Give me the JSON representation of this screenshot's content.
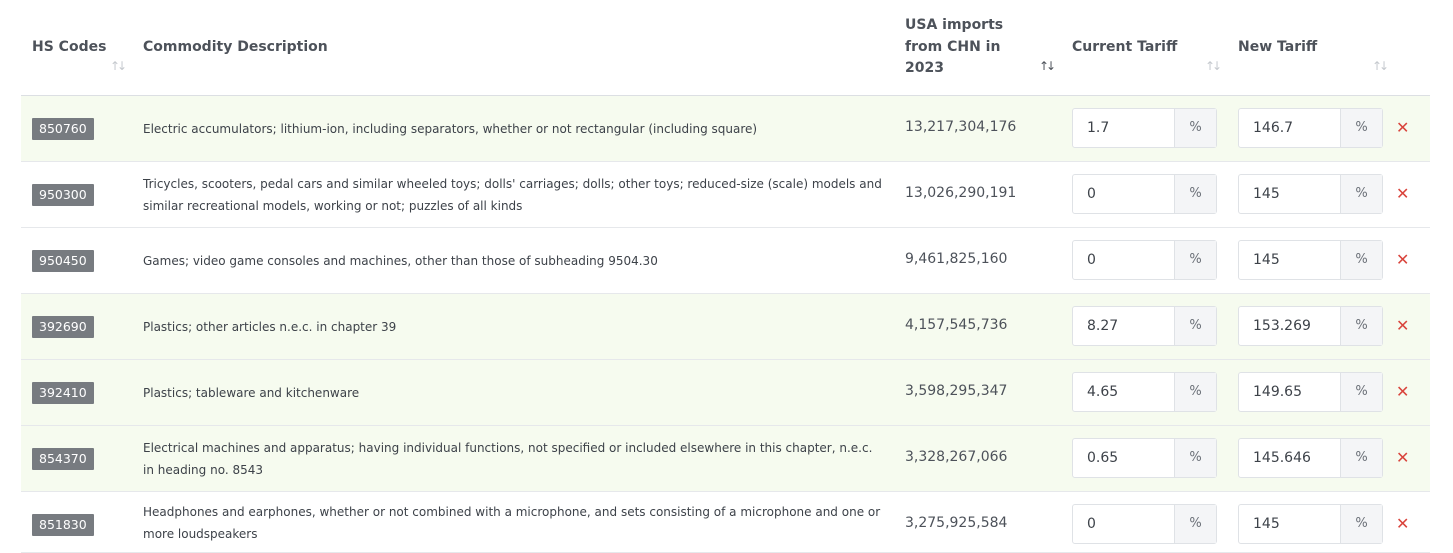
{
  "headers": {
    "hs_codes": "HS Codes",
    "description": "Commodity Description",
    "imports": [
      "USA imports",
      "from CHN in",
      "2023"
    ],
    "current_tariff": "Current Tariff",
    "new_tariff": "New Tariff",
    "sort_glyph": "↑↓"
  },
  "percent_unit": "%",
  "remove_glyph": "✕",
  "rows": [
    {
      "code": "850760",
      "description": "Electric accumulators; lithium-ion, including separators, whether or not rectangular (including square)",
      "imports": "13,217,304,176",
      "current_tariff": "1.7",
      "new_tariff": "146.7",
      "highlighted": true
    },
    {
      "code": "950300",
      "description": "Tricycles, scooters, pedal cars and similar wheeled toys; dolls' carriages; dolls; other toys; reduced-size (scale) models and similar recreational models, working or not; puzzles of all kinds",
      "imports": "13,026,290,191",
      "current_tariff": "0",
      "new_tariff": "145",
      "highlighted": false
    },
    {
      "code": "950450",
      "description": "Games; video game consoles and machines, other than those of subheading 9504.30",
      "imports": "9,461,825,160",
      "current_tariff": "0",
      "new_tariff": "145",
      "highlighted": false
    },
    {
      "code": "392690",
      "description": "Plastics; other articles n.e.c. in chapter 39",
      "imports": "4,157,545,736",
      "current_tariff": "8.27",
      "new_tariff": "153.269",
      "highlighted": true
    },
    {
      "code": "392410",
      "description": "Plastics; tableware and kitchenware",
      "imports": "3,598,295,347",
      "current_tariff": "4.65",
      "new_tariff": "149.65",
      "highlighted": true
    },
    {
      "code": "854370",
      "description": "Electrical machines and apparatus; having individual functions, not specified or included elsewhere in this chapter, n.e.c. in heading no. 8543",
      "imports": "3,328,267,066",
      "current_tariff": "0.65",
      "new_tariff": "145.646",
      "highlighted": true
    },
    {
      "code": "851830",
      "description": "Headphones and earphones, whether or not combined with a microphone, and sets consisting of a microphone and one or more loudspeakers",
      "imports": "3,275,925,584",
      "current_tariff": "0",
      "new_tariff": "145",
      "highlighted": false
    }
  ]
}
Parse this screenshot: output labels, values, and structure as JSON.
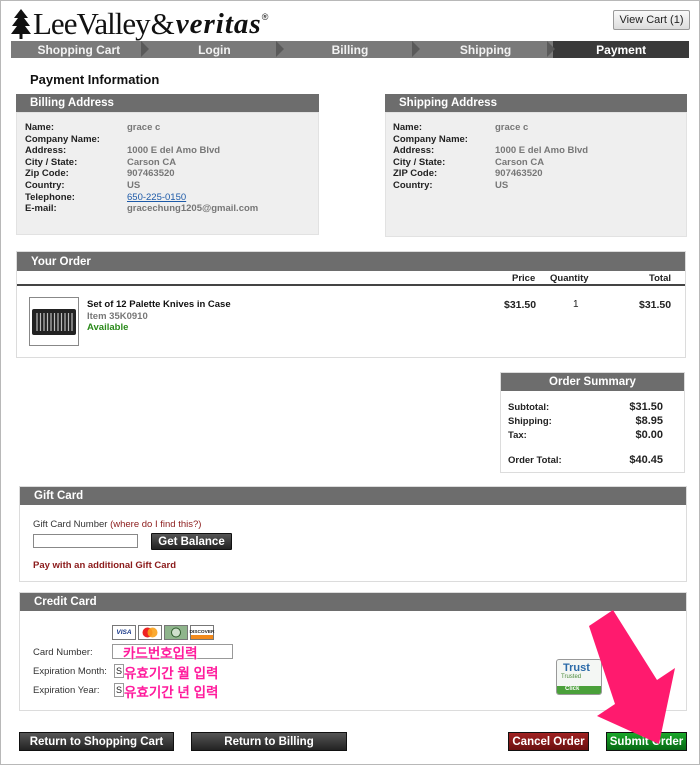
{
  "header": {
    "brand_main": "LeeValley",
    "brand_amp": "&",
    "brand_second": "veritas",
    "brand_reg": "®",
    "view_cart": "View Cart (1)"
  },
  "steps": [
    "Shopping Cart",
    "Login",
    "Billing",
    "Shipping",
    "Payment"
  ],
  "page_title": "Payment Information",
  "billing": {
    "title": "Billing Address",
    "rows": [
      {
        "k": "Name:",
        "v": "grace c"
      },
      {
        "k": "Company Name:",
        "v": ""
      },
      {
        "k": "Address:",
        "v": "1000 E del Amo Blvd"
      },
      {
        "k": "City / State:",
        "v": "Carson CA"
      },
      {
        "k": "Zip Code:",
        "v": "907463520"
      },
      {
        "k": "Country:",
        "v": "US"
      },
      {
        "k": "Telephone:",
        "v": "650-225-0150"
      },
      {
        "k": "E-mail:",
        "v": "gracechung1205@gmail.com"
      }
    ]
  },
  "shipping": {
    "title": "Shipping Address",
    "rows": [
      {
        "k": "Name:",
        "v": "grace c"
      },
      {
        "k": "Company Name:",
        "v": ""
      },
      {
        "k": "Address:",
        "v": "1000 E del Amo Blvd"
      },
      {
        "k": "City / State:",
        "v": "Carson CA"
      },
      {
        "k": "ZIP Code:",
        "v": "907463520"
      },
      {
        "k": "Country:",
        "v": "US"
      }
    ]
  },
  "order": {
    "title": "Your Order",
    "col_price": "Price",
    "col_qty": "Quantity",
    "col_total": "Total",
    "item": {
      "name": "Set of 12 Palette Knives in Case",
      "sku": "Item 35K0910",
      "status": "Available",
      "price": "$31.50",
      "qty": "1",
      "total": "$31.50"
    }
  },
  "summary": {
    "title": "Order Summary",
    "subtotal_label": "Subtotal:",
    "subtotal": "$31.50",
    "shipping_label": "Shipping:",
    "shipping": "$8.95",
    "tax_label": "Tax:",
    "tax": "$0.00",
    "total_label": "Order Total:",
    "total": "$40.45"
  },
  "giftcard": {
    "title": "Gift Card",
    "number_label": "Gift Card Number",
    "help_link": "(where do I find this?)",
    "get_balance": "Get Balance",
    "additional": "Pay with an additional Gift Card"
  },
  "credit": {
    "title": "Credit Card",
    "card_number_label": "Card Number:",
    "exp_month_label": "Expiration Month:",
    "exp_year_label": "Expiration Year:",
    "card_number_note": "카드번호입력",
    "exp_month_note": "유효기간 월 입력",
    "exp_year_note": "유효기간 년 입력",
    "select_stub": "S",
    "cards": [
      "VISA",
      "MC",
      "AMEX",
      "DISCOVER"
    ],
    "trust_text": "Trust",
    "trust_sub1": "Trusted",
    "trust_sub2": "Click"
  },
  "actions": {
    "return_cart": "Return to Shopping Cart",
    "return_billing": "Return to Billing",
    "cancel": "Cancel Order",
    "submit": "Submit Order"
  },
  "colors": {
    "submit_green": "#0a8a1a",
    "cancel_red": "#8b1a1a",
    "annotation_arrow": "#ff1a6e",
    "annotation_text": "#ff1a9c"
  }
}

# # #

▶ _WORK TO DO_:
Extract all the data above exactly, excluding every picture.

▶ _OUTPUT_:
Give me the JSON representation of this screenshot's content.
{
  "headers": {
    "hs_codes": "HS Codes",
    "description": "Commodity Description",
    "imports": [
      "USA imports",
      "from CHN in",
      "2023"
    ],
    "current_tariff": "Current Tariff",
    "new_tariff": "New Tariff",
    "sort_glyph": "↑↓"
  },
  "percent_unit": "%",
  "remove_glyph": "✕",
  "rows": [
    {
      "code": "850760",
      "description": "Electric accumulators; lithium-ion, including separators, whether or not rectangular (including square)",
      "imports": "13,217,304,176",
      "current_tariff": "1.7",
      "new_tariff": "146.7",
      "highlighted": true
    },
    {
      "code": "950300",
      "description": "Tricycles, scooters, pedal cars and similar wheeled toys; dolls' carriages; dolls; other toys; reduced-size (scale) models and similar recreational models, working or not; puzzles of all kinds",
      "imports": "13,026,290,191",
      "current_tariff": "0",
      "new_tariff": "145",
      "highlighted": false
    },
    {
      "code": "950450",
      "description": "Games; video game consoles and machines, other than those of subheading 9504.30",
      "imports": "9,461,825,160",
      "current_tariff": "0",
      "new_tariff": "145",
      "highlighted": false
    },
    {
      "code": "392690",
      "description": "Plastics; other articles n.e.c. in chapter 39",
      "imports": "4,157,545,736",
      "current_tariff": "8.27",
      "new_tariff": "153.269",
      "highlighted": true
    },
    {
      "code": "392410",
      "description": "Plastics; tableware and kitchenware",
      "imports": "3,598,295,347",
      "current_tariff": "4.65",
      "new_tariff": "149.65",
      "highlighted": true
    },
    {
      "code": "854370",
      "description": "Electrical machines and apparatus; having individual functions, not specified or included elsewhere in this chapter, n.e.c. in heading no. 8543",
      "imports": "3,328,267,066",
      "current_tariff": "0.65",
      "new_tariff": "145.646",
      "highlighted": true
    },
    {
      "code": "851830",
      "description": "Headphones and earphones, whether or not combined with a microphone, and sets consisting of a microphone and one or more loudspeakers",
      "imports": "3,275,925,584",
      "current_tariff": "0",
      "new_tariff": "145",
      "highlighted": false
    }
  ]
}
Parse this screenshot: output labels, values, and structure as JSON.
{
  "header": {
    "brand_main": "LeeValley",
    "brand_amp": "&",
    "brand_second": "veritas",
    "brand_reg": "®",
    "view_cart": "View Cart (1)"
  },
  "steps": [
    "Shopping Cart",
    "Login",
    "Billing",
    "Shipping",
    "Payment"
  ],
  "page_title": "Payment Information",
  "billing": {
    "title": "Billing Address",
    "rows": [
      {
        "k": "Name:",
        "v": "grace c"
      },
      {
        "k": "Company Name:",
        "v": ""
      },
      {
        "k": "Address:",
        "v": "1000 E del Amo Blvd"
      },
      {
        "k": "City / State:",
        "v": "Carson CA"
      },
      {
        "k": "Zip Code:",
        "v": "907463520"
      },
      {
        "k": "Country:",
        "v": "US"
      },
      {
        "k": "Telephone:",
        "v": "650-225-0150"
      },
      {
        "k": "E-mail:",
        "v": "gracechung1205@gmail.com"
      }
    ]
  },
  "shipping": {
    "title": "Shipping Address",
    "rows": [
      {
        "k": "Name:",
        "v": "grace c"
      },
      {
        "k": "Company Name:",
        "v": ""
      },
      {
        "k": "Address:",
        "v": "1000 E del Amo Blvd"
      },
      {
        "k": "City / State:",
        "v": "Carson CA"
      },
      {
        "k": "ZIP Code:",
        "v": "907463520"
      },
      {
        "k": "Country:",
        "v": "US"
      }
    ]
  },
  "order": {
    "title": "Your Order",
    "col_price": "Price",
    "col_qty": "Quantity",
    "col_total": "Total",
    "item": {
      "name": "Set of 12 Palette Knives in Case",
      "sku": "Item 35K0910",
      "status": "Available",
      "price": "$31.50",
      "qty": "1",
      "total": "$31.50"
    }
  },
  "summary": {
    "title": "Order Summary",
    "subtotal_label": "Subtotal:",
    "subtotal": "$31.50",
    "shipping_label": "Shipping:",
    "shipping": "$8.95",
    "tax_label": "Tax:",
    "tax": "$0.00",
    "total_label": "Order Total:",
    "total": "$40.45"
  },
  "giftcard": {
    "title": "Gift Card",
    "number_label": "Gift Card Number",
    "help_link": "(where do I find this?)",
    "get_balance": "Get Balance",
    "additional": "Pay with an additional Gift Card"
  },
  "credit": {
    "title": "Credit Card",
    "card_number_label": "Card Number:",
    "exp_month_label": "Expiration Month:",
    "exp_year_label": "Expiration Year:",
    "card_number_note": "카드번호입력",
    "exp_month_note": "유효기간 월 입력",
    "exp_year_note": "유효기간 년 입력",
    "select_stub": "S",
    "cards": [
      "VISA",
      "MC",
      "AMEX",
      "DISCOVER"
    ],
    "trust_text": "Trust",
    "trust_sub1": "Trusted",
    "trust_sub2": "Click"
  },
  "actions": {
    "return_cart": "Return to Shopping Cart",
    "return_billing": "Return to Billing",
    "cancel": "Cancel Order",
    "submit": "Submit Order"
  },
  "colors": {
    "submit_green": "#0a8a1a",
    "cancel_red": "#8b1a1a",
    "annotation_arrow": "#ff1a6e",
    "annotation_text": "#ff1a9c"
  }
}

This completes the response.